→ Data extract
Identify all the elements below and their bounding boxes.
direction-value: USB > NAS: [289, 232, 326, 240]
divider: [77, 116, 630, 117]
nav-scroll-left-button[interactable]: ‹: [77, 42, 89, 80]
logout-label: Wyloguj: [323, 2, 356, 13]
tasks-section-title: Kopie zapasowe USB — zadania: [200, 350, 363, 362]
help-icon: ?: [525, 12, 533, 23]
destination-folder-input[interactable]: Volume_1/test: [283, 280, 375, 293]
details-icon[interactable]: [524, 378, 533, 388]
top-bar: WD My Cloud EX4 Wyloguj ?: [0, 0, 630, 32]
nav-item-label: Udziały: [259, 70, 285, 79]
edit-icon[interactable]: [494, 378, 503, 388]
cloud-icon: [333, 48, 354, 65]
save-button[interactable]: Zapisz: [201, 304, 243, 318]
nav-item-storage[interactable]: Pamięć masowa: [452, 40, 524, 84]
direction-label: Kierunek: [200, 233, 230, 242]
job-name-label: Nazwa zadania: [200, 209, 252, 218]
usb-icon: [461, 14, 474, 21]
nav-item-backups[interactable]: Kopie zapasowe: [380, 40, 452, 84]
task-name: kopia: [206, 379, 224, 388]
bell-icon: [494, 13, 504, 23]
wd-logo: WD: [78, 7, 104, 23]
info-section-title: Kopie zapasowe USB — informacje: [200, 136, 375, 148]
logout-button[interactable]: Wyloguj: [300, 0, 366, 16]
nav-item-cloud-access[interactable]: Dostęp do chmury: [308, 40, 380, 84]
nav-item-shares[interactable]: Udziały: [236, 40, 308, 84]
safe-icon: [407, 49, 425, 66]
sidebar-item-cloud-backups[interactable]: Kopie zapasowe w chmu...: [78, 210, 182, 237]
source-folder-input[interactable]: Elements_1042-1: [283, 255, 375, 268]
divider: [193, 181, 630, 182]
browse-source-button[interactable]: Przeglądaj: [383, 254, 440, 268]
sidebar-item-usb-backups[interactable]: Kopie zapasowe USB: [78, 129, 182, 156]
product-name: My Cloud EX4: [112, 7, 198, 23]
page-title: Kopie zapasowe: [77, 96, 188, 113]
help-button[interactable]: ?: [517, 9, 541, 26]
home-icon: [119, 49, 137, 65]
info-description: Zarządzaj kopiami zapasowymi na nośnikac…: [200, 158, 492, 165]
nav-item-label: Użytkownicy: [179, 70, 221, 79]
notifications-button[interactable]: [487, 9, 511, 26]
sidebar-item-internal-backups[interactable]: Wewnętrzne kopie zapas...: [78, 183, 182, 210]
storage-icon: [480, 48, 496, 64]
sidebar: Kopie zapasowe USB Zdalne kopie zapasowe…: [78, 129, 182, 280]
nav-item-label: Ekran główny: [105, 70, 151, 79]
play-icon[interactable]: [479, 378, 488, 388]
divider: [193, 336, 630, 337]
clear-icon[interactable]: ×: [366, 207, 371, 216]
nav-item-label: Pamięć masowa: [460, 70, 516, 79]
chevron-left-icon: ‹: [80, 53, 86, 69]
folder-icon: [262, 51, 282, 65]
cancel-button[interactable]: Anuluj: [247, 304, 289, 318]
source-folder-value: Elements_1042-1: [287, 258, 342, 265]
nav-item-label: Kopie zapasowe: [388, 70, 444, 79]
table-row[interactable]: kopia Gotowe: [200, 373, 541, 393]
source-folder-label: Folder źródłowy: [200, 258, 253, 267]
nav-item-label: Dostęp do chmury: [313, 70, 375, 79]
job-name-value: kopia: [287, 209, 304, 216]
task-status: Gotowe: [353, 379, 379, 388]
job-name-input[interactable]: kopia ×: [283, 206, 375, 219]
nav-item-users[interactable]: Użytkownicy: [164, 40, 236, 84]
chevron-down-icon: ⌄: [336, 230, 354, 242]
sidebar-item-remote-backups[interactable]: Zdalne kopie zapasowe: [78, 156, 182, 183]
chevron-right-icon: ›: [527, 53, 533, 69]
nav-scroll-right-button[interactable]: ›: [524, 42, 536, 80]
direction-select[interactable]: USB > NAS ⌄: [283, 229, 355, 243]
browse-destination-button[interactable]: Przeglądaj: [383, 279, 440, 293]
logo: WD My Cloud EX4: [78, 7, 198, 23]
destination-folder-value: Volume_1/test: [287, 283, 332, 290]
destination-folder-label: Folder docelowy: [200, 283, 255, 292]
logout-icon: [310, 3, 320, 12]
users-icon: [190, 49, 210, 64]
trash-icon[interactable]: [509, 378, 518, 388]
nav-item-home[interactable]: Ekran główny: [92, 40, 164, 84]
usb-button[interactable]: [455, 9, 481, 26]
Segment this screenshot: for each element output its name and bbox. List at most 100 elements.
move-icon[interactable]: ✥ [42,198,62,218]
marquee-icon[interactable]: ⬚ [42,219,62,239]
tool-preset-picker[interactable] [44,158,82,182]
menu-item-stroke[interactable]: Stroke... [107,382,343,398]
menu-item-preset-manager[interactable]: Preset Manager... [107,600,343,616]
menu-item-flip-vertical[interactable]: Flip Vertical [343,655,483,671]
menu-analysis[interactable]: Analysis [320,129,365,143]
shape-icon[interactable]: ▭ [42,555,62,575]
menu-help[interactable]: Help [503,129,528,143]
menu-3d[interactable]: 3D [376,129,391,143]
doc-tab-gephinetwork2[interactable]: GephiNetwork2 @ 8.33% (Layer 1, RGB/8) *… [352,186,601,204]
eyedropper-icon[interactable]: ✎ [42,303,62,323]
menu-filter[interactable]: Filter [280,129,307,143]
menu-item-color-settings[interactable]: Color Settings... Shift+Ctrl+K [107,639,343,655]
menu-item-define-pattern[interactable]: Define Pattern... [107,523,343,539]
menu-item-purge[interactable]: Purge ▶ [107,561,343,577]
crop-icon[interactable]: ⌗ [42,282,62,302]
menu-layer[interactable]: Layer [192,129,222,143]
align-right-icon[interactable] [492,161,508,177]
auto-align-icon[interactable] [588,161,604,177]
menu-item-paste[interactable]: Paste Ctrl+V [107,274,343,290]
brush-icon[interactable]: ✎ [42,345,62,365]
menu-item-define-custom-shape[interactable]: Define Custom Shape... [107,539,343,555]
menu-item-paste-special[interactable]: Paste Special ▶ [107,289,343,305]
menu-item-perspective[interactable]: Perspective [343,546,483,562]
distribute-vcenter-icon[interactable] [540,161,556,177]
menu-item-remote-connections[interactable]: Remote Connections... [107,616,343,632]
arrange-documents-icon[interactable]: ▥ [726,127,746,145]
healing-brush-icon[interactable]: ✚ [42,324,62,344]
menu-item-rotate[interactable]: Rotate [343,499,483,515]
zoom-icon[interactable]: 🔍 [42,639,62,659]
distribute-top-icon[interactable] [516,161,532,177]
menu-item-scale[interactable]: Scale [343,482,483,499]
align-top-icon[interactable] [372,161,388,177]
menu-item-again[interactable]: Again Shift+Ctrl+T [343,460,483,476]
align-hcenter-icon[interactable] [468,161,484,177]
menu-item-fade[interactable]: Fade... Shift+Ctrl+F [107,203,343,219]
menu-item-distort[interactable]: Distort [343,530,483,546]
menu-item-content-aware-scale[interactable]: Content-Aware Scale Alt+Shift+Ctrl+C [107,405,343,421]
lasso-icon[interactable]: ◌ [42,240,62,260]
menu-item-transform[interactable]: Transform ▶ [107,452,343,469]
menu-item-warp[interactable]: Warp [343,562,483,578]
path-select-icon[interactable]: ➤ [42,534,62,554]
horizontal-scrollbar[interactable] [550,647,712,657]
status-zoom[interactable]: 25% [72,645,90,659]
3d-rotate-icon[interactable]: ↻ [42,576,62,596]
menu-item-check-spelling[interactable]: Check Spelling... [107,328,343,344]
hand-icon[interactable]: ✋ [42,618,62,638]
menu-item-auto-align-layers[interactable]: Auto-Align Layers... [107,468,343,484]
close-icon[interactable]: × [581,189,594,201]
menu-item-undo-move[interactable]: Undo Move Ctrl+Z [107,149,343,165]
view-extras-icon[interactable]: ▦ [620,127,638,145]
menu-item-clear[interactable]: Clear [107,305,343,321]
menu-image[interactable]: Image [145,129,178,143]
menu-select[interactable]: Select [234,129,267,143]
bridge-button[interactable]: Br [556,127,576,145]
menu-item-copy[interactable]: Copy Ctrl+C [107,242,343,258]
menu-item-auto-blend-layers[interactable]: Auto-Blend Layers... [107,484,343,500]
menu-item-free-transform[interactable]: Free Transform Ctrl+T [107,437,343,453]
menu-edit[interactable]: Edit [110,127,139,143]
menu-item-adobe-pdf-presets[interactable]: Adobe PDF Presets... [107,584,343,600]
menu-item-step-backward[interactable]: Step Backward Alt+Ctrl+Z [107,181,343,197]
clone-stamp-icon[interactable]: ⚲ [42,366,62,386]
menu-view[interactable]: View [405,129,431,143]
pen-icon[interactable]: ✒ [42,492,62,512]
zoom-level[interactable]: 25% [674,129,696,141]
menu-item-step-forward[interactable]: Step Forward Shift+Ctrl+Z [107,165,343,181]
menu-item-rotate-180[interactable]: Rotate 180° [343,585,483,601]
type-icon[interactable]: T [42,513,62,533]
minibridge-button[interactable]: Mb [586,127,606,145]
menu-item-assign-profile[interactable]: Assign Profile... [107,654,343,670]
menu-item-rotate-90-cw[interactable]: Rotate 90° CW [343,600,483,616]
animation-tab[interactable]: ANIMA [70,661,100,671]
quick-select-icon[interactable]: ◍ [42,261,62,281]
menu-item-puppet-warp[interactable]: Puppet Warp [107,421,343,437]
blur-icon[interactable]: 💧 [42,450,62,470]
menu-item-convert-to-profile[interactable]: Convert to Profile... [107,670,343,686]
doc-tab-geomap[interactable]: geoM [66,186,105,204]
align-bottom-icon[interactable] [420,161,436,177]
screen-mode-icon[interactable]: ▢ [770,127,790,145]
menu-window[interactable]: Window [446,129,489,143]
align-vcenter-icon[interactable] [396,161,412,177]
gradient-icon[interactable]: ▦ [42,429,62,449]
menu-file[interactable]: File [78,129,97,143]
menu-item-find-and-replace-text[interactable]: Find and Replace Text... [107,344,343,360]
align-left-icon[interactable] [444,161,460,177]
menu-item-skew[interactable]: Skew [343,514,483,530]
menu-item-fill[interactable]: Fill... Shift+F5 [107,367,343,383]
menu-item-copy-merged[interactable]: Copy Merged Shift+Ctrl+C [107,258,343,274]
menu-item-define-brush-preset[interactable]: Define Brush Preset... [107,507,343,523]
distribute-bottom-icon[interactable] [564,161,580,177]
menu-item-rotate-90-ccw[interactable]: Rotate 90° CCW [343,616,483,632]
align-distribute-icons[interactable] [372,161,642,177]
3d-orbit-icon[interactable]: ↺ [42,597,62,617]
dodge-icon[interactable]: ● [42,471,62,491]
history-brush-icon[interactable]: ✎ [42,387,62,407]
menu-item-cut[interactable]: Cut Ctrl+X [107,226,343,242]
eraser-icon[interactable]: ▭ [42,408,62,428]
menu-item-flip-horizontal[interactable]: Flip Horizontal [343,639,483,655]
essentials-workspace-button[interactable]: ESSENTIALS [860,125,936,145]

→ Given request
Write out every line of the records from the first one through the line containing "nav-item-label: Udziały: [259, 70, 285, 79]", inclusive, reproducing each character without change.

→ Response to the exercise
Identify all the elements below and their bounding boxes.
direction-value: USB > NAS: [289, 232, 326, 240]
divider: [77, 116, 630, 117]
nav-scroll-left-button[interactable]: ‹: [77, 42, 89, 80]
logout-label: Wyloguj: [323, 2, 356, 13]
tasks-section-title: Kopie zapasowe USB — zadania: [200, 350, 363, 362]
help-icon: ?: [525, 12, 533, 23]
destination-folder-input[interactable]: Volume_1/test: [283, 280, 375, 293]
details-icon[interactable]: [524, 378, 533, 388]
top-bar: WD My Cloud EX4 Wyloguj ?: [0, 0, 630, 32]
nav-item-label: Udziały: [259, 70, 285, 79]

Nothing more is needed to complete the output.